* **Task input**

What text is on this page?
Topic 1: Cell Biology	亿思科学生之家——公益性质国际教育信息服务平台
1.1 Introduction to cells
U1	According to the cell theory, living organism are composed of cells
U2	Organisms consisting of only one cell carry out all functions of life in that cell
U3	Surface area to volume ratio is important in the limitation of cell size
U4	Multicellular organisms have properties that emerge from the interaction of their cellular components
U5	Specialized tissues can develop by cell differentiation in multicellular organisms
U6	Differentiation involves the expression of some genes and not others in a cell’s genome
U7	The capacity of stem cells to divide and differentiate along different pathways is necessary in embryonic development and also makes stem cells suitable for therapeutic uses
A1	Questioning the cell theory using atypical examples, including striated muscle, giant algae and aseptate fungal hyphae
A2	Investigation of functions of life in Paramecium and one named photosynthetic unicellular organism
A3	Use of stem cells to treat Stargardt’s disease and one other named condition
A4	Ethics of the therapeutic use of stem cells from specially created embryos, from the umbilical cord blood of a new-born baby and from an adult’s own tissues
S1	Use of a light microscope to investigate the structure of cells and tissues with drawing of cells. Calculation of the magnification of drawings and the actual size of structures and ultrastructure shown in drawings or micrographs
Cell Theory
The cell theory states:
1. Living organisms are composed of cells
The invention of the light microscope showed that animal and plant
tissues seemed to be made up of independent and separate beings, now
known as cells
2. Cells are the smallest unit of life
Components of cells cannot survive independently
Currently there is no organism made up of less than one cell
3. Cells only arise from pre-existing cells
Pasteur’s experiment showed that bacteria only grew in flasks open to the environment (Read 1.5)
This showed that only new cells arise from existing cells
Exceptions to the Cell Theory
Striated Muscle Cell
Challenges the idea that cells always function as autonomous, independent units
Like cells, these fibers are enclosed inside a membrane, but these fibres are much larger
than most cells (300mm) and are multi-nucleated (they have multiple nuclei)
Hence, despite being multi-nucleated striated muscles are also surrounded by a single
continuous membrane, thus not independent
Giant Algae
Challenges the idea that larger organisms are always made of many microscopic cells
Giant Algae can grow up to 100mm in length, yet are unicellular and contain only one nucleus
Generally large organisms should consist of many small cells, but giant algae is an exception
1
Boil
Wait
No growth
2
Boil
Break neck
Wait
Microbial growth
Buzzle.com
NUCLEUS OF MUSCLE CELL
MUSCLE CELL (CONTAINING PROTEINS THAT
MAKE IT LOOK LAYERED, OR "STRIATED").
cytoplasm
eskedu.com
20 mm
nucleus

* **Description of the task**
Repeat all of the records above exactly as they appear.

* **Solution for this task**
What text is on this page?
Topic 1: Cell Biology	亿思科学生之家——公益性质国际教育信息服务平台
1.1 Introduction to cells
U1	According to the cell theory, living organism are composed of cells
U2	Organisms consisting of only one cell carry out all functions of life in that cell
U3	Surface area to volume ratio is important in the limitation of cell size
U4	Multicellular organisms have properties that emerge from the interaction of their cellular components
U5	Specialized tissues can develop by cell differentiation in multicellular organisms
U6	Differentiation involves the expression of some genes and not others in a cell’s genome
U7	The capacity of stem cells to divide and differentiate along different pathways is necessary in embryonic development and also makes stem cells suitable for therapeutic uses
A1	Questioning the cell theory using atypical examples, including striated muscle, giant algae and aseptate fungal hyphae
A2	Investigation of functions of life in Paramecium and one named photosynthetic unicellular organism
A3	Use of stem cells to treat Stargardt’s disease and one other named condition
A4	Ethics of the therapeutic use of stem cells from specially created embryos, from the umbilical cord blood of a new-born baby and from an adult’s own tissues
S1	Use of a light microscope to investigate the structure of cells and tissues with drawing of cells. Calculation of the magnification of drawings and the actual size of structures and ultrastructure shown in drawings or micrographs
Cell Theory
The cell theory states:
1. Living organisms are composed of cells
The invention of the light microscope showed that animal and plant
tissues seemed to be made up of independent and separate beings, now
known as cells
2. Cells are the smallest unit of life
Components of cells cannot survive independently
Currently there is no organism made up of less than one cell
3. Cells only arise from pre-existing cells
Pasteur’s experiment showed that bacteria only grew in flasks open to the environment (Read 1.5)
This showed that only new cells arise from existing cells
Exceptions to the Cell Theory
Striated Muscle Cell
Challenges the idea that cells always function as autonomous, independent units
Like cells, these fibers are enclosed inside a membrane, but these fibres are much larger
than most cells (300mm) and are multi-nucleated (they have multiple nuclei)
Hence, despite being multi-nucleated striated muscles are also surrounded by a single
continuous membrane, thus not independent
Giant Algae
Challenges the idea that larger organisms are always made of many microscopic cells
Giant Algae can grow up to 100mm in length, yet are unicellular and contain only one nucleus
Generally large organisms should consist of many small cells, but giant algae is an exception
1
Boil
Wait
No growth
2
Boil
Break neck
Wait
Microbial growth
Buzzle.com
NUCLEUS OF MUSCLE CELL
MUSCLE CELL (CONTAINING PROTEINS THAT
MAKE IT LOOK LAYERED, OR "STRIATED").
cytoplasm
eskedu.com
20 mm
nucleus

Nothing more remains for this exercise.